§ **What the task asks**: The entries below are to be repeated exactly as they stand.

Saved data entries
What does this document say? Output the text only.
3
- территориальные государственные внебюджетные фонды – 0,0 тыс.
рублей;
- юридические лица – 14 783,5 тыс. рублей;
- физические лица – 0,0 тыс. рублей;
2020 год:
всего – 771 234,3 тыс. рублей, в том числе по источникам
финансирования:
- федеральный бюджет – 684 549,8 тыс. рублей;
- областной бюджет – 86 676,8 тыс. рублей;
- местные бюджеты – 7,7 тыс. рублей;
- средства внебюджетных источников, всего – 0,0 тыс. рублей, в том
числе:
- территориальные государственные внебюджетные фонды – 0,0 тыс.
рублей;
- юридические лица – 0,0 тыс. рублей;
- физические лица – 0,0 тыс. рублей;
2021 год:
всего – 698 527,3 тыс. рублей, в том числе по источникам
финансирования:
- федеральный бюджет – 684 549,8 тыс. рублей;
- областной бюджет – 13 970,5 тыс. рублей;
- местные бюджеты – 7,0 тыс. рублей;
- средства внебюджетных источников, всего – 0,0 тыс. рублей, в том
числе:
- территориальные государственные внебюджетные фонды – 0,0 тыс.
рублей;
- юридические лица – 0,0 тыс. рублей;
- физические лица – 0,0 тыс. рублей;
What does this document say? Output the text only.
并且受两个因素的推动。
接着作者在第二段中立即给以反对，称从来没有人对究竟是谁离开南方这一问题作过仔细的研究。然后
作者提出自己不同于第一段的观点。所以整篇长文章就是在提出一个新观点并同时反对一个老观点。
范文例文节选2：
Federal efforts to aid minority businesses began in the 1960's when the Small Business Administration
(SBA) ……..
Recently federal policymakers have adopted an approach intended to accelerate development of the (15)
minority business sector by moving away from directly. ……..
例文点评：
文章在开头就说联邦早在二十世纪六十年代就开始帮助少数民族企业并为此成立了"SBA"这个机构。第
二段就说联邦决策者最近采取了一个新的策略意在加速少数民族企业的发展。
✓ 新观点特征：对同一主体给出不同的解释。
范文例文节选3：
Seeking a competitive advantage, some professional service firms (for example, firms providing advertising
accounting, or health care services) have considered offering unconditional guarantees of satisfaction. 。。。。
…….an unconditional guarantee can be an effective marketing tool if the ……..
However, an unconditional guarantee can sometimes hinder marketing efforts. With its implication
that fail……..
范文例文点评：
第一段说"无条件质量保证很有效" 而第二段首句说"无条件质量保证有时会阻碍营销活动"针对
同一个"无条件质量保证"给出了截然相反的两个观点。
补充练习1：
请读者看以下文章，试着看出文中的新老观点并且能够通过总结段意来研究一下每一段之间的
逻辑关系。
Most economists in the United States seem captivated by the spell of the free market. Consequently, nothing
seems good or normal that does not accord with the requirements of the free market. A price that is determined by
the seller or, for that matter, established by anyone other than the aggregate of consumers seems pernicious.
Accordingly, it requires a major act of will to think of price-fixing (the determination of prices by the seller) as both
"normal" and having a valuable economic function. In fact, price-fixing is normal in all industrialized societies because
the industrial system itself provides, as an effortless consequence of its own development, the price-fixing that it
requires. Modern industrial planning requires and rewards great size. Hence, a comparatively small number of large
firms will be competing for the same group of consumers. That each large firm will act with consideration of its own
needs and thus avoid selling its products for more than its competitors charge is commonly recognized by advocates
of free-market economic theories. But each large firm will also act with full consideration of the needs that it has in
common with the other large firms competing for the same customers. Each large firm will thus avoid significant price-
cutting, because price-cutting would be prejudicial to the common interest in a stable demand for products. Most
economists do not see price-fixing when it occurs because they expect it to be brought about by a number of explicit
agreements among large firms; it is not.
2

§ **Final result**:
What does this document say? Output the text only.
3
- территориальные государственные внебюджетные фонды – 0,0 тыс.
рублей;
- юридические лица – 14 783,5 тыс. рублей;
- физические лица – 0,0 тыс. рублей;
2020 год:
всего – 771 234,3 тыс. рублей, в том числе по источникам
финансирования:
- федеральный бюджет – 684 549,8 тыс. рублей;
- областной бюджет – 86 676,8 тыс. рублей;
- местные бюджеты – 7,7 тыс. рублей;
- средства внебюджетных источников, всего – 0,0 тыс. рублей, в том
числе:
- территориальные государственные внебюджетные фонды – 0,0 тыс.
рублей;
- юридические лица – 0,0 тыс. рублей;
- физические лица – 0,0 тыс. рублей;
2021 год:
всего – 698 527,3 тыс. рублей, в том числе по источникам
финансирования:
- федеральный бюджет – 684 549,8 тыс. рублей;
- областной бюджет – 13 970,5 тыс. рублей;
- местные бюджеты – 7,0 тыс. рублей;
- средства внебюджетных источников, всего – 0,0 тыс. рублей, в том
числе:
- территориальные государственные внебюджетные фонды – 0,0 тыс.
рублей;
- юридические лица – 0,0 тыс. рублей;
- физические лица – 0,0 тыс. рублей;
What does this document say? Output the text only.
并且受两个因素的推动。
接着作者在第二段中立即给以反对，称从来没有人对究竟是谁离开南方这一问题作过仔细的研究。然后
作者提出自己不同于第一段的观点。所以整篇长文章就是在提出一个新观点并同时反对一个老观点。
范文例文节选2：
Federal efforts to aid minority businesses began in the 1960's when the Small Business Administration
(SBA) ……..
Recently federal policymakers have adopted an approach intended to accelerate development of the (15)
minority business sector by moving away from directly. ……..
例文点评：
文章在开头就说联邦早在二十世纪六十年代就开始帮助少数民族企业并为此成立了"SBA"这个机构。第
二段就说联邦决策者最近采取了一个新的策略意在加速少数民族企业的发展。
✓ 新观点特征：对同一主体给出不同的解释。
范文例文节选3：
Seeking a competitive advantage, some professional service firms (for example, firms providing advertising
accounting, or health care services) have considered offering unconditional guarantees of satisfaction. 。。。。
…….an unconditional guarantee can be an effective marketing tool if the ……..
However, an unconditional guarantee can sometimes hinder marketing efforts. With its implication
that fail……..
范文例文点评：
第一段说"无条件质量保证很有效" 而第二段首句说"无条件质量保证有时会阻碍营销活动"针对
同一个"无条件质量保证"给出了截然相反的两个观点。
补充练习1：
请读者看以下文章，试着看出文中的新老观点并且能够通过总结段意来研究一下每一段之间的
逻辑关系。
Most economists in the United States seem captivated by the spell of the free market. Consequently, nothing
seems good or normal that does not accord with the requirements of the free market. A price that is determined by
the seller or, for that matter, established by anyone other than the aggregate of consumers seems pernicious.
Accordingly, it requires a major act of will to think of price-fixing (the determination of prices by the seller) as both
"normal" and having a valuable economic function. In fact, price-fixing is normal in all industrialized societies because
the industrial system itself provides, as an effortless consequence of its own development, the price-fixing that it
requires. Modern industrial planning requires and rewards great size. Hence, a comparatively small number of large
firms will be competing for the same group of consumers. That each large firm will act with consideration of its own
needs and thus avoid selling its products for more than its competitors charge is commonly recognized by advocates
of free-market economic theories. But each large firm will also act with full consideration of the needs that it has in
common with the other large firms competing for the same customers. Each large firm will thus avoid significant price-
cutting, because price-cutting would be prejudicial to the common interest in a stable demand for products. Most
economists do not see price-fixing when it occurs because they expect it to be brought about by a number of explicit
agreements among large firms; it is not.
2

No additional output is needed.